§ **PROBLEM DETAILS**
All of the material should be reproduced exactly, with pictures left out.
-- begin THE INPUT --
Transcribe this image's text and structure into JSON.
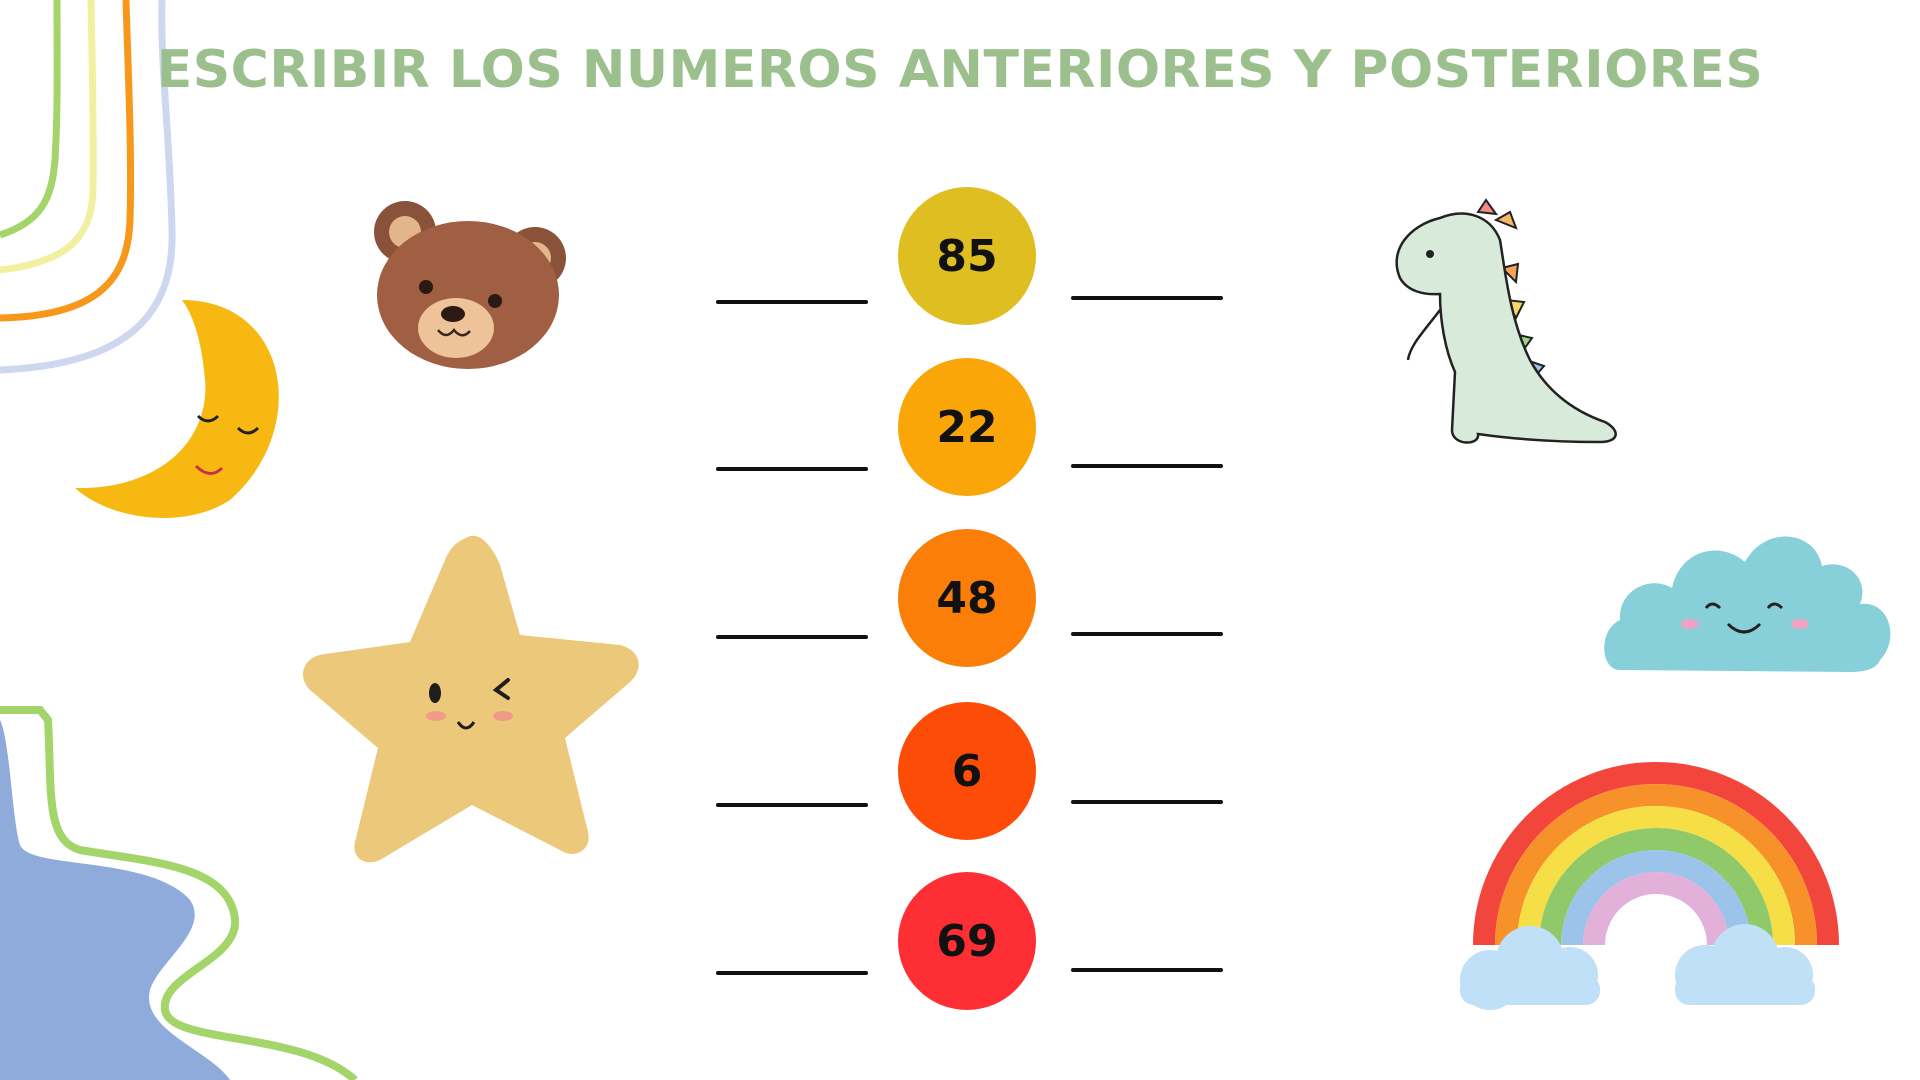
{
  "title": "ESCRIBIR LOS NUMEROS ANTERIORES Y POSTERIORES",
  "colors": {
    "title": "#9cbf8e",
    "circles": [
      "#dfbe22",
      "#fba608",
      "#fb7e08",
      "#fd4c08",
      "#fd2f34"
    ]
  },
  "numbers": [
    "85",
    "22",
    "48",
    "6",
    "69"
  ],
  "decorations": [
    "bear-sticker",
    "moon-sticker",
    "star-sticker",
    "dinosaur-sticker",
    "cloud-sticker",
    "rainbow-sticker"
  ]
}
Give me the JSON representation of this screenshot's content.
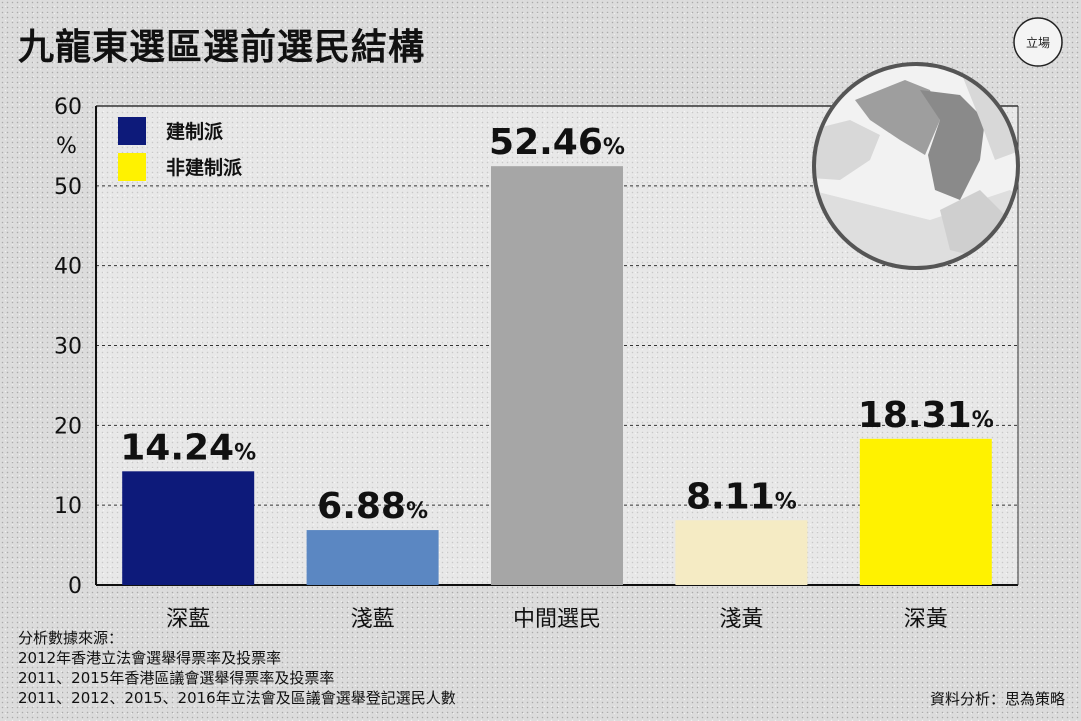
-- end THE INPUT --
§ **WORKED ANSWER**
Transcribe this image's text and structure into JSON.
{
  "title": "ESCRIBIR LOS NUMEROS ANTERIORES Y POSTERIORES",
  "colors": {
    "title": "#9cbf8e",
    "circles": [
      "#dfbe22",
      "#fba608",
      "#fb7e08",
      "#fd4c08",
      "#fd2f34"
    ]
  },
  "numbers": [
    "85",
    "22",
    "48",
    "6",
    "69"
  ],
  "decorations": [
    "bear-sticker",
    "moon-sticker",
    "star-sticker",
    "dinosaur-sticker",
    "cloud-sticker",
    "rainbow-sticker"
  ]
}
Give me the JSON representation of this screenshot's content.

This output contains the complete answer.